(本文抜粋)
________________________________________
結論 原査定を取り消す。 本願の発明は、特許すべきものとする。 
理由 第1 手続の経緯

本願は,令和元年12月18日の出願であって,その手続の経緯は,概略,以下のとおりである。

令和3年 3月16日付け:拒絶理由通知
令和3年 4月26日 :意見書,手続補正書の提出
令和3年10月 7日付け:拒絶査定(以下「原査定」という。)
令和3年11月30日 :拒絶査定不服審判の請求,手続補正書の提出
令和4年 6月16日付け:拒絶理由(以下「当審拒絶理由」という。)
通知
令和4年 8月 8日 :意見書,手続補正書の提出

第2 原査定の概要

原査定の概要は,次のとおりである。

1.(サポート要件)この出願は,特許請求の範囲の記載が下記の点で,特許法第36条第6項第1号に規定する要件を満たしていない。

2.(明確性)この出願は,特許請求の範囲の記載が下記の点で,特許法第36条第6項第2号に規定する要件を満たしていない。



●理由1(サポート要件)について

令和3年4月26日付け手続補正書による補正後の,本願の請求項1−5,8−10において,「前記座席利用者を管理するための情報を,前記店舗のスタッフ及び前記座席利用者として特定された来店者の少なくとも一方に通知する」という発明特定事項は,通知される「座席利用者を管理するための情報」の具体的なデータの内容やデータ構造等が規定されておらず,「座席利用者を管理するため」という目的等に係るあらゆる情報の通知処理を包含するものである。
他方,座席利用者に関する情報の通知処理について発明の詳細な説明に具体例として開示されているのは,来店者が座席利用者であることを示す情報と,「消費税10%」の適用に関する質問の情報と,特定された来店者の位置情報とを通知する処理のみである(本願の明細書の段落[0040]−[0043]等)。
「店舗において座席を確保した来店者を適切に管理することが可能」となるという効果のある発明において(段落[0006]等),通知の内容がどのようなものであるかによって,管理が適切なものにならないなど,当該効果を得られないことも生じ得る。管理のための情報として様々なものが存在し得るという技術常識を考慮すると,詳細な発明の説明に開示された内容を,「座席利用者を管理するため」という目的等に係るあらゆる情報の通知処理を包含する発明の範囲まで拡張ないし一般化するための根拠は見いだせないから,請求項1−5,8−10に係る発明は,発明の詳細な説明に記載された範囲を超えるものである。
________________________________________
(提供資料)
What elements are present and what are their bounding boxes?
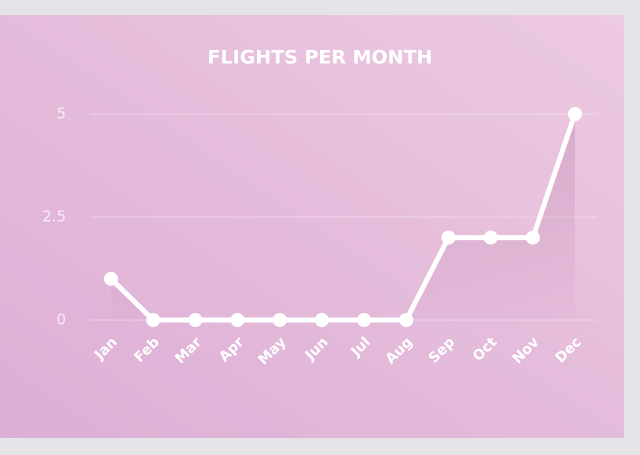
- point: [568, 107, 582, 121]
- area: [111, 114, 575, 320]
- point: [272, 313, 287, 327]
- y-tick-label: 5: [56, 105, 66, 123]
- point: [441, 230, 456, 245]
- y-tick-label: 2.5: [42, 208, 66, 226]
- y-tick-label: 0: [56, 311, 66, 329]
- point: [483, 230, 498, 245]
- point: [399, 313, 414, 327]
- point: [104, 271, 118, 286]
- chart-title: FLIGHTS PER MONTH: [208, 47, 433, 69]
- point: [314, 313, 329, 327]
- point: [146, 313, 161, 327]
- line: [109, 113, 578, 323]
- point: [525, 230, 540, 245]
- point: [230, 313, 245, 327]
- point: [188, 313, 203, 327]
- card: [0, 15, 624, 438]
- point: [357, 313, 372, 327]
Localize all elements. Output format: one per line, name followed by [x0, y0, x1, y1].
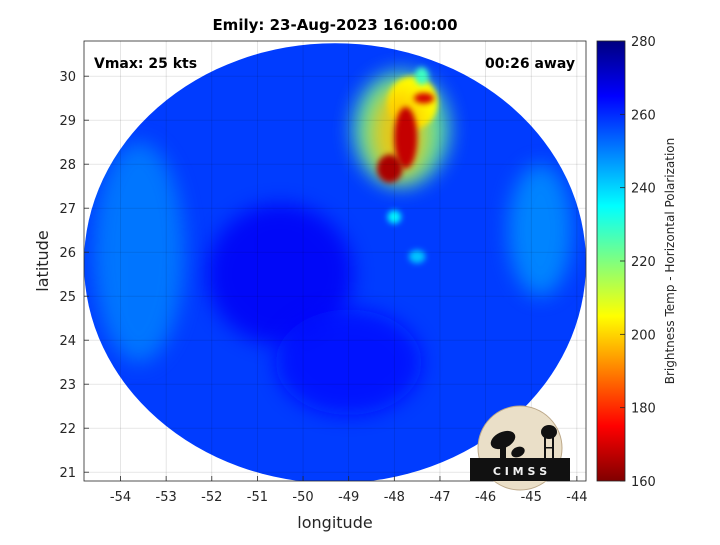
colorbar-tick-label: 260	[631, 108, 656, 123]
time-away-annotation: 00:26 away	[485, 56, 575, 72]
temperature-feature	[508, 164, 573, 297]
y-tick-label: 25	[59, 290, 76, 305]
temperature-feature	[376, 154, 403, 183]
colorbar-tick-label: 180	[631, 402, 656, 417]
x-tick-label: -44	[566, 490, 587, 505]
feature-layer	[93, 67, 573, 416]
y-tick-label: 22	[59, 422, 76, 437]
x-tick-label: -47	[429, 490, 450, 505]
x-tick-label: -45	[521, 490, 542, 505]
x-tick-label: -50	[292, 490, 313, 505]
x-tick-label: -54	[110, 490, 131, 505]
x-ticks: -54 -53 -52 -51 -50 -49 -48 -47 -46 -45 -44	[110, 476, 587, 505]
colorbar-tick-label: 160	[631, 475, 656, 490]
cimss-logo-text: C I M S S	[493, 465, 547, 478]
temperature-feature	[413, 92, 435, 104]
y-ticks: 21 22 23 24 25 26 27 28 29 30	[59, 70, 89, 481]
y-tick-label: 26	[59, 246, 76, 261]
colorbar-tick-label: 220	[631, 255, 656, 270]
plot-frame	[83, 40, 587, 482]
chart-title: Emily: 23-Aug-2023 16:00:00	[212, 16, 457, 34]
x-tick-label: -49	[338, 490, 359, 505]
x-tick-label: -51	[247, 490, 268, 505]
colorbar-tick-label: 240	[631, 182, 656, 197]
swath-layer	[84, 43, 586, 481]
cimss-logo: C I M S S	[470, 405, 570, 491]
colorbar-ticks: 160 180 200 220 240 260 280	[620, 35, 656, 490]
temperature-feature	[387, 210, 402, 224]
y-tick-label: 23	[59, 378, 76, 393]
temperature-feature	[207, 203, 354, 345]
colorbar-label: Brightness Temp - Horizontal Polarizatio…	[663, 138, 677, 385]
water-tower-icon	[541, 425, 557, 461]
colorbar-tick-label: 200	[631, 328, 656, 343]
grid-layer	[84, 41, 586, 481]
temperature-feature	[275, 309, 422, 416]
temperature-feature	[394, 107, 418, 169]
y-tick-label: 27	[59, 202, 76, 217]
temperature-feature	[414, 67, 429, 85]
y-tick-label: 21	[59, 466, 76, 481]
x-tick-label: -48	[384, 490, 405, 505]
colorbar: 160 180 200 220 240 260 280 Brightness Temp - …	[596, 35, 677, 490]
y-axis-label: latitude	[33, 230, 52, 291]
temperature-feature	[408, 250, 426, 264]
x-tick-label: -52	[201, 490, 222, 505]
colorbar-tick-label: 280	[631, 35, 656, 50]
y-tick-label: 24	[59, 334, 76, 349]
y-tick-label: 29	[59, 114, 76, 129]
y-tick-label: 30	[59, 70, 76, 85]
vmax-annotation: Vmax: 25 kts	[94, 56, 197, 72]
temperature-feature	[93, 142, 185, 363]
x-tick-label: -46	[475, 490, 496, 505]
y-tick-label: 28	[59, 158, 76, 173]
x-axis-label: longitude	[297, 513, 372, 532]
radar-dish-icon	[490, 430, 525, 459]
x-tick-label: -53	[156, 490, 177, 505]
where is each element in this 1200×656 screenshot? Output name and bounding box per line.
________________________________________
(問題)
A – 本文抜粋のうち、「原査定の概要は,次のとおりである。」を含む語句で始まり「れた範囲を超えるものである。」で終わる部分を、「来店者」を「顧客」に置き換えて書き直しなさい。
B – 本文抜粋によると、本願が出願されたのはいつか。

(解答)
A –
原査定の概要は,次のとおりである。

1.(サポート要件)この出願は,特許請求の範囲の記載が下記の点で,特許法第36条第6項第1号に規定する要件を満たしていない。

2.(明確性)この出願は,特許請求の範囲の記載が下記の点で,特許法第36条第6項第2号に規定する要件を満たしていない。



●理由1(サポート要件)について

令和3年4月26日付け手続補正書による補正後の,本願の請求項1−5,8−10において,「前記座席利用者を管理するための情報を,前記店舗のスタッフ及び前記座席利用者として特定された顧客の少なくとも一方に通知する」という発明特定事項は,通知される「座席利用者を管理するための情報」の具体的なデータの内容やデータ構造等が規定されておらず,「座席利用者を管理するため」という目的等に係るあらゆる情報の通知処理を包含するものである。
他方,座席利用者に関する情報の通知処理について発明の詳細な説明に具体例として開示されているのは,顧客が座席利用者であることを示す情報と,「消費税10%」の適用に関する質問の情報と,特定された顧客の位置情報とを通知する処理のみである(本願の明細書の段落[0040]−[0043]等)。
「店舗において座席を確保した顧客を適切に管理することが可能」となるという効果のある発明において(段落[0006]等),通知の内容がどのようなものであるかによって,管理が適切なものにならないなど,当該効果を得られないことも生じ得る。管理のための情報として様々なものが存在し得るという技術常識を考慮すると,詳細な発明の説明に開示された内容を,「座席利用者を管理するため」という目的等に係るあらゆる情報の通知処理を包含する発明の範囲まで拡張ないし一般化するための根拠は見いだせないから,請求項1−5,8−10に係る発明は,発明の詳細な説明に記載された範囲を超えるものである。

B – 令和元年12月18日